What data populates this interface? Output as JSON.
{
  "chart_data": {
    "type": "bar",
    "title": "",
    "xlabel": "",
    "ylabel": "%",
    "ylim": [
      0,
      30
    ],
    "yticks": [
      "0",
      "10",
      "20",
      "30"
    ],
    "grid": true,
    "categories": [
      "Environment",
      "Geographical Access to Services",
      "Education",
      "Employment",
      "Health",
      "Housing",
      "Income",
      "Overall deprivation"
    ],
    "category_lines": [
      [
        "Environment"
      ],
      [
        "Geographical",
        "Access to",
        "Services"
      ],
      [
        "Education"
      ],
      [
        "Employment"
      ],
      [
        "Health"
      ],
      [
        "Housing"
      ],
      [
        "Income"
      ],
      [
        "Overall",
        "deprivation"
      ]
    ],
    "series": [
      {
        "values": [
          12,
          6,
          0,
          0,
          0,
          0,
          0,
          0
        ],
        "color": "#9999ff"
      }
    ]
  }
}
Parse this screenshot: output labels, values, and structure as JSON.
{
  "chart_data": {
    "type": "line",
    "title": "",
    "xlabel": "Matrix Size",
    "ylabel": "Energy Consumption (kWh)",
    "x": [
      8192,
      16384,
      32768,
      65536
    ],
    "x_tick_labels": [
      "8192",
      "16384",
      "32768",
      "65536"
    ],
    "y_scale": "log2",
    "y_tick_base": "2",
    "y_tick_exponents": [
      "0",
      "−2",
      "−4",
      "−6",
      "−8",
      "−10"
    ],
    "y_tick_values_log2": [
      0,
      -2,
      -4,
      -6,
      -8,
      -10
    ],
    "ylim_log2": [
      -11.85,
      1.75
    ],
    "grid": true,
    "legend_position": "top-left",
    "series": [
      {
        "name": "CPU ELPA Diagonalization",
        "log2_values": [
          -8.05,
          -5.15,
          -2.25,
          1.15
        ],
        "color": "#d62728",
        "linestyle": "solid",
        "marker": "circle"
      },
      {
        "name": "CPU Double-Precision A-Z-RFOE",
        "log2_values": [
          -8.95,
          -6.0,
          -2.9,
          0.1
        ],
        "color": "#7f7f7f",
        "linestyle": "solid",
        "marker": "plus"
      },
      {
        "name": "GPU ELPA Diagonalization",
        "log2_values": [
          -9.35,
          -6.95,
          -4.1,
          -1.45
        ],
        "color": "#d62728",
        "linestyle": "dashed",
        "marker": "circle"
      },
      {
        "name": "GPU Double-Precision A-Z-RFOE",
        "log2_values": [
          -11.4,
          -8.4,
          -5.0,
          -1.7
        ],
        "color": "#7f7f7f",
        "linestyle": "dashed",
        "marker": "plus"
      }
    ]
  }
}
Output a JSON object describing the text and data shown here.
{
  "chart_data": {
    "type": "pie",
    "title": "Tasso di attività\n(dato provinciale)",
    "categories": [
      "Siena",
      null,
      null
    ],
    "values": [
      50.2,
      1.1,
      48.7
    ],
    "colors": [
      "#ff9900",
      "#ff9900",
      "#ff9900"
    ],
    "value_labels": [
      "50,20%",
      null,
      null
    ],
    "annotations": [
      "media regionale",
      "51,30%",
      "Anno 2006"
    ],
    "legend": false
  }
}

____

Task objective » Copy down the material exactly as written.

Solution to this problem »
What data populates this interface? Output as JSON.
{
  "chart_data": {
    "type": "bar",
    "title": "",
    "xlabel": "",
    "ylabel": "%",
    "ylim": [
      0,
      30
    ],
    "yticks": [
      "0",
      "10",
      "20",
      "30"
    ],
    "grid": true,
    "categories": [
      "Environment",
      "Geographical Access to Services",
      "Education",
      "Employment",
      "Health",
      "Housing",
      "Income",
      "Overall deprivation"
    ],
    "category_lines": [
      [
        "Environment"
      ],
      [
        "Geographical",
        "Access to",
        "Services"
      ],
      [
        "Education"
      ],
      [
        "Employment"
      ],
      [
        "Health"
      ],
      [
        "Housing"
      ],
      [
        "Income"
      ],
      [
        "Overall",
        "deprivation"
      ]
    ],
    "series": [
      {
        "values": [
          12,
          6,
          0,
          0,
          0,
          0,
          0,
          0
        ],
        "color": "#9999ff"
      }
    ]
  }
}
Parse this screenshot: output labels, values, and structure as JSON.
{
  "chart_data": {
    "type": "line",
    "title": "",
    "xlabel": "Matrix Size",
    "ylabel": "Energy Consumption (kWh)",
    "x": [
      8192,
      16384,
      32768,
      65536
    ],
    "x_tick_labels": [
      "8192",
      "16384",
      "32768",
      "65536"
    ],
    "y_scale": "log2",
    "y_tick_base": "2",
    "y_tick_exponents": [
      "0",
      "−2",
      "−4",
      "−6",
      "−8",
      "−10"
    ],
    "y_tick_values_log2": [
      0,
      -2,
      -4,
      -6,
      -8,
      -10
    ],
    "ylim_log2": [
      -11.85,
      1.75
    ],
    "grid": true,
    "legend_position": "top-left",
    "series": [
      {
        "name": "CPU ELPA Diagonalization",
        "log2_values": [
          -8.05,
          -5.15,
          -2.25,
          1.15
        ],
        "color": "#d62728",
        "linestyle": "solid",
        "marker": "circle"
      },
      {
        "name": "CPU Double-Precision A-Z-RFOE",
        "log2_values": [
          -8.95,
          -6.0,
          -2.9,
          0.1
        ],
        "color": "#7f7f7f",
        "linestyle": "solid",
        "marker": "plus"
      },
      {
        "name": "GPU ELPA Diagonalization",
        "log2_values": [
          -9.35,
          -6.95,
          -4.1,
          -1.45
        ],
        "color": "#d62728",
        "linestyle": "dashed",
        "marker": "circle"
      },
      {
        "name": "GPU Double-Precision A-Z-RFOE",
        "log2_values": [
          -11.4,
          -8.4,
          -5.0,
          -1.7
        ],
        "color": "#7f7f7f",
        "linestyle": "dashed",
        "marker": "plus"
      }
    ]
  }
}
Output a JSON object describing the text and data shown here.
{
  "chart_data": {
    "type": "pie",
    "title": "Tasso di attività\n(dato provinciale)",
    "categories": [
      "Siena",
      null,
      null
    ],
    "values": [
      50.2,
      1.1,
      48.7
    ],
    "colors": [
      "#ff9900",
      "#ff9900",
      "#ff9900"
    ],
    "value_labels": [
      "50,20%",
      null,
      null
    ],
    "annotations": [
      "media regionale",
      "51,30%",
      "Anno 2006"
    ],
    "legend": false
  }
}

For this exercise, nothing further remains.